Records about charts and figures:
____
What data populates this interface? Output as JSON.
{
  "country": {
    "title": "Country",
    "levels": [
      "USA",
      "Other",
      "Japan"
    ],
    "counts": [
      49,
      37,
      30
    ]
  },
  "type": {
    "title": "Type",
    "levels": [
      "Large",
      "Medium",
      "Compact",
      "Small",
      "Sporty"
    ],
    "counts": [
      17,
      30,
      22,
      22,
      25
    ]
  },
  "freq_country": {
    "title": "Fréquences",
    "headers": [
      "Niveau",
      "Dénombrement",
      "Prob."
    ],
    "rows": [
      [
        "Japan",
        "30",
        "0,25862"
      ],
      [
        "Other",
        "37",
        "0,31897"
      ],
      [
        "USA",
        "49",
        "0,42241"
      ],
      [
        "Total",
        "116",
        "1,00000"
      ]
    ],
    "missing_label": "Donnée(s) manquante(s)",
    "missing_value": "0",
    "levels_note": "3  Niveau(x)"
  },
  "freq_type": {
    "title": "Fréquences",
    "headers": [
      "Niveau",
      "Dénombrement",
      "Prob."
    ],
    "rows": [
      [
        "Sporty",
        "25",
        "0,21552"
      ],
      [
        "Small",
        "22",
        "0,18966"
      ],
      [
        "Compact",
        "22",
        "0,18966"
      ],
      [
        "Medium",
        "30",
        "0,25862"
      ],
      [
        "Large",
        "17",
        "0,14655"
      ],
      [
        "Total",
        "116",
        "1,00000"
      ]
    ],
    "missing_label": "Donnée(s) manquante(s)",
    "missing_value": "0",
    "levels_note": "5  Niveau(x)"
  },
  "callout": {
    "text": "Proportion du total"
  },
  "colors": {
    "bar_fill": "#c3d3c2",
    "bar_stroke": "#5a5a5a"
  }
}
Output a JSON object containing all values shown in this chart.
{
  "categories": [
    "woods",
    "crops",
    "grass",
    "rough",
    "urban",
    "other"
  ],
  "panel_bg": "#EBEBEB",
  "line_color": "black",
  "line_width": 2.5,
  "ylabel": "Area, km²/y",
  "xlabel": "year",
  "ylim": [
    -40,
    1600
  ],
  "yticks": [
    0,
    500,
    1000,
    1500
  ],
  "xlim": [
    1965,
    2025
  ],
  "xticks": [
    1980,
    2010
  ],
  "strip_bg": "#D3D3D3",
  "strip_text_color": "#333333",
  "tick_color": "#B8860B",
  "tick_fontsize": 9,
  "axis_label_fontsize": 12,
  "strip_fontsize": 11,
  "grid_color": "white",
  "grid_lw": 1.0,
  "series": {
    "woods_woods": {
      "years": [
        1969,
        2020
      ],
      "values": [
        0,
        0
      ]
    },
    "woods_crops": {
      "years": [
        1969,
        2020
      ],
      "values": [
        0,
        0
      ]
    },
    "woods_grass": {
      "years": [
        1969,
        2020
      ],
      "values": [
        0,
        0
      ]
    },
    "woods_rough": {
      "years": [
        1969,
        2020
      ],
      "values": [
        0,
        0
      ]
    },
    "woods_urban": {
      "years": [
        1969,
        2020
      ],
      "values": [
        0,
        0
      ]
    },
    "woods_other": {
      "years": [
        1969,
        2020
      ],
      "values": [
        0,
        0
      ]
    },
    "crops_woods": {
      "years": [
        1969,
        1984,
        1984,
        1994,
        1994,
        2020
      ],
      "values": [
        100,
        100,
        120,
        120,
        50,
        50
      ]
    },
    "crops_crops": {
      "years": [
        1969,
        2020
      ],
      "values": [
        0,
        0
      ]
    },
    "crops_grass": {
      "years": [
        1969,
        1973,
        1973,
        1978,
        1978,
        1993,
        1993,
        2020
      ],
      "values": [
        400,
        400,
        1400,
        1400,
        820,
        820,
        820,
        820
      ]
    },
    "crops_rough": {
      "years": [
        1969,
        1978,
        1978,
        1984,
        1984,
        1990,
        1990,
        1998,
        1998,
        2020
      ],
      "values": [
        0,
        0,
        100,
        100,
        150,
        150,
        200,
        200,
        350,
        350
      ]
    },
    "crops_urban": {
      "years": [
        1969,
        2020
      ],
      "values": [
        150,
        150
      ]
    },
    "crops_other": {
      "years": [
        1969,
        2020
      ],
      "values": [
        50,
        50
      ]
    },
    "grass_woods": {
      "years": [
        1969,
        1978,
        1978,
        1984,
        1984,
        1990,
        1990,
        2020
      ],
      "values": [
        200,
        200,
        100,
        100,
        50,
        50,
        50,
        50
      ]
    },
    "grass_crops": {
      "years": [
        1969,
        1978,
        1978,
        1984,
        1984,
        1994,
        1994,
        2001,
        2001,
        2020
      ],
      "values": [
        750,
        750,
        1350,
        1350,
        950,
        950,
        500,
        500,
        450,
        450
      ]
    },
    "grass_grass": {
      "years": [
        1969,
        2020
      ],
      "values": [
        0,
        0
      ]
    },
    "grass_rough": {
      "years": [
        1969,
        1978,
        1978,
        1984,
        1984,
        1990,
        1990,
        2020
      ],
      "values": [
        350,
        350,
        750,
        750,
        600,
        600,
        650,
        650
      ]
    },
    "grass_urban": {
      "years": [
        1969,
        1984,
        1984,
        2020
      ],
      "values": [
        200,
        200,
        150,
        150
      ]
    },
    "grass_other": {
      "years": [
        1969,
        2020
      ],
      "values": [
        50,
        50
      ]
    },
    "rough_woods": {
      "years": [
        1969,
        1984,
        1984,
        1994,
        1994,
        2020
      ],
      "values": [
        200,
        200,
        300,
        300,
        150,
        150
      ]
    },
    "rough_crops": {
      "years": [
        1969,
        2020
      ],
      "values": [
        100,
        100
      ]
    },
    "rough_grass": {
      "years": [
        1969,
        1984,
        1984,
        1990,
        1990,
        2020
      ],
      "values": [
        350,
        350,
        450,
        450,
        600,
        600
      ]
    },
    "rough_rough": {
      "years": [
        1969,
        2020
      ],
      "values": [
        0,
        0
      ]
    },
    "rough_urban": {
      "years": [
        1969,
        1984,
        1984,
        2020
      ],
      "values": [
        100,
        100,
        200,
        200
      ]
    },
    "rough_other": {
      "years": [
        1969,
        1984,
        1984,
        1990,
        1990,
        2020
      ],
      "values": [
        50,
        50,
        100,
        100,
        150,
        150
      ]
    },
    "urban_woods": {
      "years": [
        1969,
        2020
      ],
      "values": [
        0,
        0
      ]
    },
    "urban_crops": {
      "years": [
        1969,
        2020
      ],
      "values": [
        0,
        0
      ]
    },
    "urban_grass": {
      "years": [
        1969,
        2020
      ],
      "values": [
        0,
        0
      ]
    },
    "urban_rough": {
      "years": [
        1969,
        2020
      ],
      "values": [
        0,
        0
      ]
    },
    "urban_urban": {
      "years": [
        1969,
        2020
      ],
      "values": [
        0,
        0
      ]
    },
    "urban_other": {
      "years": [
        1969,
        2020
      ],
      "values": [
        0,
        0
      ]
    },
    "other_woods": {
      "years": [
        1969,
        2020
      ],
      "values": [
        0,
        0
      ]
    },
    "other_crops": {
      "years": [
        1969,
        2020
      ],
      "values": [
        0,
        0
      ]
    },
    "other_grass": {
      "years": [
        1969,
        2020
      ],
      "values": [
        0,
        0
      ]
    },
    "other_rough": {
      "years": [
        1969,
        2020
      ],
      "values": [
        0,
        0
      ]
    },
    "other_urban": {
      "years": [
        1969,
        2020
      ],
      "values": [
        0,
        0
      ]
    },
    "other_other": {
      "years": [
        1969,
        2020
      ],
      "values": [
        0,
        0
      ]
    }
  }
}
____
• **Given task**
Give the entries again in full, exactly as they are written.

• **Completed task**
What data populates this interface? Output as JSON.
{
  "country": {
    "title": "Country",
    "levels": [
      "USA",
      "Other",
      "Japan"
    ],
    "counts": [
      49,
      37,
      30
    ]
  },
  "type": {
    "title": "Type",
    "levels": [
      "Large",
      "Medium",
      "Compact",
      "Small",
      "Sporty"
    ],
    "counts": [
      17,
      30,
      22,
      22,
      25
    ]
  },
  "freq_country": {
    "title": "Fréquences",
    "headers": [
      "Niveau",
      "Dénombrement",
      "Prob."
    ],
    "rows": [
      [
        "Japan",
        "30",
        "0,25862"
      ],
      [
        "Other",
        "37",
        "0,31897"
      ],
      [
        "USA",
        "49",
        "0,42241"
      ],
      [
        "Total",
        "116",
        "1,00000"
      ]
    ],
    "missing_label": "Donnée(s) manquante(s)",
    "missing_value": "0",
    "levels_note": "3  Niveau(x)"
  },
  "freq_type": {
    "title": "Fréquences",
    "headers": [
      "Niveau",
      "Dénombrement",
      "Prob."
    ],
    "rows": [
      [
        "Sporty",
        "25",
        "0,21552"
      ],
      [
        "Small",
        "22",
        "0,18966"
      ],
      [
        "Compact",
        "22",
        "0,18966"
      ],
      [
        "Medium",
        "30",
        "0,25862"
      ],
      [
        "Large",
        "17",
        "0,14655"
      ],
      [
        "Total",
        "116",
        "1,00000"
      ]
    ],
    "missing_label": "Donnée(s) manquante(s)",
    "missing_value": "0",
    "levels_note": "5  Niveau(x)"
  },
  "callout": {
    "text": "Proportion du total"
  },
  "colors": {
    "bar_fill": "#c3d3c2",
    "bar_stroke": "#5a5a5a"
  }
}
Output a JSON object containing all values shown in this chart.
{
  "categories": [
    "woods",
    "crops",
    "grass",
    "rough",
    "urban",
    "other"
  ],
  "panel_bg": "#EBEBEB",
  "line_color": "black",
  "line_width": 2.5,
  "ylabel": "Area, km²/y",
  "xlabel": "year",
  "ylim": [
    -40,
    1600
  ],
  "yticks": [
    0,
    500,
    1000,
    1500
  ],
  "xlim": [
    1965,
    2025
  ],
  "xticks": [
    1980,
    2010
  ],
  "strip_bg": "#D3D3D3",
  "strip_text_color": "#333333",
  "tick_color": "#B8860B",
  "tick_fontsize": 9,
  "axis_label_fontsize": 12,
  "strip_fontsize": 11,
  "grid_color": "white",
  "grid_lw": 1.0,
  "series": {
    "woods_woods": {
      "years": [
        1969,
        2020
      ],
      "values": [
        0,
        0
      ]
    },
    "woods_crops": {
      "years": [
        1969,
        2020
      ],
      "values": [
        0,
        0
      ]
    },
    "woods_grass": {
      "years": [
        1969,
        2020
      ],
      "values": [
        0,
        0
      ]
    },
    "woods_rough": {
      "years": [
        1969,
        2020
      ],
      "values": [
        0,
        0
      ]
    },
    "woods_urban": {
      "years": [
        1969,
        2020
      ],
      "values": [
        0,
        0
      ]
    },
    "woods_other": {
      "years": [
        1969,
        2020
      ],
      "values": [
        0,
        0
      ]
    },
    "crops_woods": {
      "years": [
        1969,
        1984,
        1984,
        1994,
        1994,
        2020
      ],
      "values": [
        100,
        100,
        120,
        120,
        50,
        50
      ]
    },
    "crops_crops": {
      "years": [
        1969,
        2020
      ],
      "values": [
        0,
        0
      ]
    },
    "crops_grass": {
      "years": [
        1969,
        1973,
        1973,
        1978,
        1978,
        1993,
        1993,
        2020
      ],
      "values": [
        400,
        400,
        1400,
        1400,
        820,
        820,
        820,
        820
      ]
    },
    "crops_rough": {
      "years": [
        1969,
        1978,
        1978,
        1984,
        1984,
        1990,
        1990,
        1998,
        1998,
        2020
      ],
      "values": [
        0,
        0,
        100,
        100,
        150,
        150,
        200,
        200,
        350,
        350
      ]
    },
    "crops_urban": {
      "years": [
        1969,
        2020
      ],
      "values": [
        150,
        150
      ]
    },
    "crops_other": {
      "years": [
        1969,
        2020
      ],
      "values": [
        50,
        50
      ]
    },
    "grass_woods": {
      "years": [
        1969,
        1978,
        1978,
        1984,
        1984,
        1990,
        1990,
        2020
      ],
      "values": [
        200,
        200,
        100,
        100,
        50,
        50,
        50,
        50
      ]
    },
    "grass_crops": {
      "years": [
        1969,
        1978,
        1978,
        1984,
        1984,
        1994,
        1994,
        2001,
        2001,
        2020
      ],
      "values": [
        750,
        750,
        1350,
        1350,
        950,
        950,
        500,
        500,
        450,
        450
      ]
    },
    "grass_grass": {
      "years": [
        1969,
        2020
      ],
      "values": [
        0,
        0
      ]
    },
    "grass_rough": {
      "years": [
        1969,
        1978,
        1978,
        1984,
        1984,
        1990,
        1990,
        2020
      ],
      "values": [
        350,
        350,
        750,
        750,
        600,
        600,
        650,
        650
      ]
    },
    "grass_urban": {
      "years": [
        1969,
        1984,
        1984,
        2020
      ],
      "values": [
        200,
        200,
        150,
        150
      ]
    },
    "grass_other": {
      "years": [
        1969,
        2020
      ],
      "values": [
        50,
        50
      ]
    },
    "rough_woods": {
      "years": [
        1969,
        1984,
        1984,
        1994,
        1994,
        2020
      ],
      "values": [
        200,
        200,
        300,
        300,
        150,
        150
      ]
    },
    "rough_crops": {
      "years": [
        1969,
        2020
      ],
      "values": [
        100,
        100
      ]
    },
    "rough_grass": {
      "years": [
        1969,
        1984,
        1984,
        1990,
        1990,
        2020
      ],
      "values": [
        350,
        350,
        450,
        450,
        600,
        600
      ]
    },
    "rough_rough": {
      "years": [
        1969,
        2020
      ],
      "values": [
        0,
        0
      ]
    },
    "rough_urban": {
      "years": [
        1969,
        1984,
        1984,
        2020
      ],
      "values": [
        100,
        100,
        200,
        200
      ]
    },
    "rough_other": {
      "years": [
        1969,
        1984,
        1984,
        1990,
        1990,
        2020
      ],
      "values": [
        50,
        50,
        100,
        100,
        150,
        150
      ]
    },
    "urban_woods": {
      "years": [
        1969,
        2020
      ],
      "values": [
        0,
        0
      ]
    },
    "urban_crops": {
      "years": [
        1969,
        2020
      ],
      "values": [
        0,
        0
      ]
    },
    "urban_grass": {
      "years": [
        1969,
        2020
      ],
      "values": [
        0,
        0
      ]
    },
    "urban_rough": {
      "years": [
        1969,
        2020
      ],
      "values": [
        0,
        0
      ]
    },
    "urban_urban": {
      "years": [
        1969,
        2020
      ],
      "values": [
        0,
        0
      ]
    },
    "urban_other": {
      "years": [
        1969,
        2020
      ],
      "values": [
        0,
        0
      ]
    },
    "other_woods": {
      "years": [
        1969,
        2020
      ],
      "values": [
        0,
        0
      ]
    },
    "other_crops": {
      "years": [
        1969,
        2020
      ],
      "values": [
        0,
        0
      ]
    },
    "other_grass": {
      "years": [
        1969,
        2020
      ],
      "values": [
        0,
        0
      ]
    },
    "other_rough": {
      "years": [
        1969,
        2020
      ],
      "values": [
        0,
        0
      ]
    },
    "other_urban": {
      "years": [
        1969,
        2020
      ],
      "values": [
        0,
        0
      ]
    },
    "other_other": {
      "years": [
        1969,
        2020
      ],
      "values": [
        0,
        0
      ]
    }
  }
}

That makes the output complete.